## AIM
Give a count of the lines below that have the string "name" in them, with no other words.

## DATA EXCERPTS
## BEGIN

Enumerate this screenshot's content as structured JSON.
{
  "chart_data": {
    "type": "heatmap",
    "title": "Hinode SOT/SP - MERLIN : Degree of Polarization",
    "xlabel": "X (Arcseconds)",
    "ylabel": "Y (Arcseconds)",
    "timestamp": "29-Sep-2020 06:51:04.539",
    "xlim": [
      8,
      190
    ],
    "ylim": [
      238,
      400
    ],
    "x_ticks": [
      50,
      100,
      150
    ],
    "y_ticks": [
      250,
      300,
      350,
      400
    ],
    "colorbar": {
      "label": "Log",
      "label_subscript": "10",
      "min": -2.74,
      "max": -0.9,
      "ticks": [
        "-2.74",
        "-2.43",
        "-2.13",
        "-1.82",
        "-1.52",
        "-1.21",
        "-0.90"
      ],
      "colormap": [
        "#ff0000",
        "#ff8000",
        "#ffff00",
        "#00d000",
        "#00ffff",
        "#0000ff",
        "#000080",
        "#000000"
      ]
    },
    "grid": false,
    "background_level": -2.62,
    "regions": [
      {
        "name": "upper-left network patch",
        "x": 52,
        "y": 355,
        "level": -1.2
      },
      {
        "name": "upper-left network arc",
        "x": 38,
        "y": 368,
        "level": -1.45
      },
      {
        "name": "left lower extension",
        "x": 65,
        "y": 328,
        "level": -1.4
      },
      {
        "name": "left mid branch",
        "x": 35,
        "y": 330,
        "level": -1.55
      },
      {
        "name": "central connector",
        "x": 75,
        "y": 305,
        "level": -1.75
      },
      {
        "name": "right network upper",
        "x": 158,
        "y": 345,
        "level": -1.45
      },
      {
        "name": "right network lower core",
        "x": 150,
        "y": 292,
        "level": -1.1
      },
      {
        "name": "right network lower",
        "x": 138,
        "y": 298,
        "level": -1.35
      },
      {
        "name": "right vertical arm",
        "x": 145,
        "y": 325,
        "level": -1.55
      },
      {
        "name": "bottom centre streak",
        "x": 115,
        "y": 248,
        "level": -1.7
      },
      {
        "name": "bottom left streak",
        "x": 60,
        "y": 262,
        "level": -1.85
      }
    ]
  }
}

## END

## REPLY
11